*PROBLEM DETAILS:* Return every line of the data below that includes the string "title".

[Figure data in JSON]
▼▼▼

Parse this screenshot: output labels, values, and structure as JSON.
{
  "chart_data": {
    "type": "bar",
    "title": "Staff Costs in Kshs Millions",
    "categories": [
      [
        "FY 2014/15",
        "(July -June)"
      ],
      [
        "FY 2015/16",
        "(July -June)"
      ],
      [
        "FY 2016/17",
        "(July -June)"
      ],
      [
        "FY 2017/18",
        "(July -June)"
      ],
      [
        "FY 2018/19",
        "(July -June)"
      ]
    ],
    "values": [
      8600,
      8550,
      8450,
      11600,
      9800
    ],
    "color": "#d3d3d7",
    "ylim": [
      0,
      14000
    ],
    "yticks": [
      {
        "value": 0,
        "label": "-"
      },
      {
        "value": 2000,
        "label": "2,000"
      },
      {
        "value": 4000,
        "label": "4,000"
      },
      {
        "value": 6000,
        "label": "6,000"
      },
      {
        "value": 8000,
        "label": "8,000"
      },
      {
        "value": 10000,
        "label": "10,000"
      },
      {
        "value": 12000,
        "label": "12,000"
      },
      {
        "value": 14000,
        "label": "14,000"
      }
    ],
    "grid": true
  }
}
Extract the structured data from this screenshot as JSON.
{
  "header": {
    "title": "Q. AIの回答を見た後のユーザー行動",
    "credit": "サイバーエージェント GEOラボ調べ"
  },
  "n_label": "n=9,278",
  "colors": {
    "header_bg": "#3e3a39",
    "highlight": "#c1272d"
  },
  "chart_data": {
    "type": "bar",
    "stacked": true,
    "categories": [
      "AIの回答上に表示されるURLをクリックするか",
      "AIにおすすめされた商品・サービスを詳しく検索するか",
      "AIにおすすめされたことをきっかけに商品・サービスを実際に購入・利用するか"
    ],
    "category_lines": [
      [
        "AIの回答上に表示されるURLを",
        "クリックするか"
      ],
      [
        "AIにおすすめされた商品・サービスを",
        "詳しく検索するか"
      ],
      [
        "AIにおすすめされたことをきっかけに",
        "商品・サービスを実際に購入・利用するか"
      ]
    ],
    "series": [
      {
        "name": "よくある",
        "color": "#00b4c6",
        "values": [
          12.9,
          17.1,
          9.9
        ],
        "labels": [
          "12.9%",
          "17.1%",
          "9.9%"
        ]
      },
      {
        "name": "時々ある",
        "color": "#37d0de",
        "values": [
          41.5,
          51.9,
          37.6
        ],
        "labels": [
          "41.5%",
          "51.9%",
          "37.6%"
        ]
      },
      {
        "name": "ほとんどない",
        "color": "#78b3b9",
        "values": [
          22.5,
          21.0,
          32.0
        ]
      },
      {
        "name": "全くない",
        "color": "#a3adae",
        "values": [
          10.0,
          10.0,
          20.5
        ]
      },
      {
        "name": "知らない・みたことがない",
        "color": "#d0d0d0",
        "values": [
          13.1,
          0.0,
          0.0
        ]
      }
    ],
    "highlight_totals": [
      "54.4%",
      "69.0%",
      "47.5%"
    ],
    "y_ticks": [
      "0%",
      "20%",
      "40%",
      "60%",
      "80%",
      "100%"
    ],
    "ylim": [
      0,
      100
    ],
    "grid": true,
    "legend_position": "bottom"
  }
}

▲▲▲

*SOLUTION TO THIS EXERCISE:*
    "title": "Staff Costs in Kshs Millions",
    "title": "Q. AIの回答を見た後のユーザー行動",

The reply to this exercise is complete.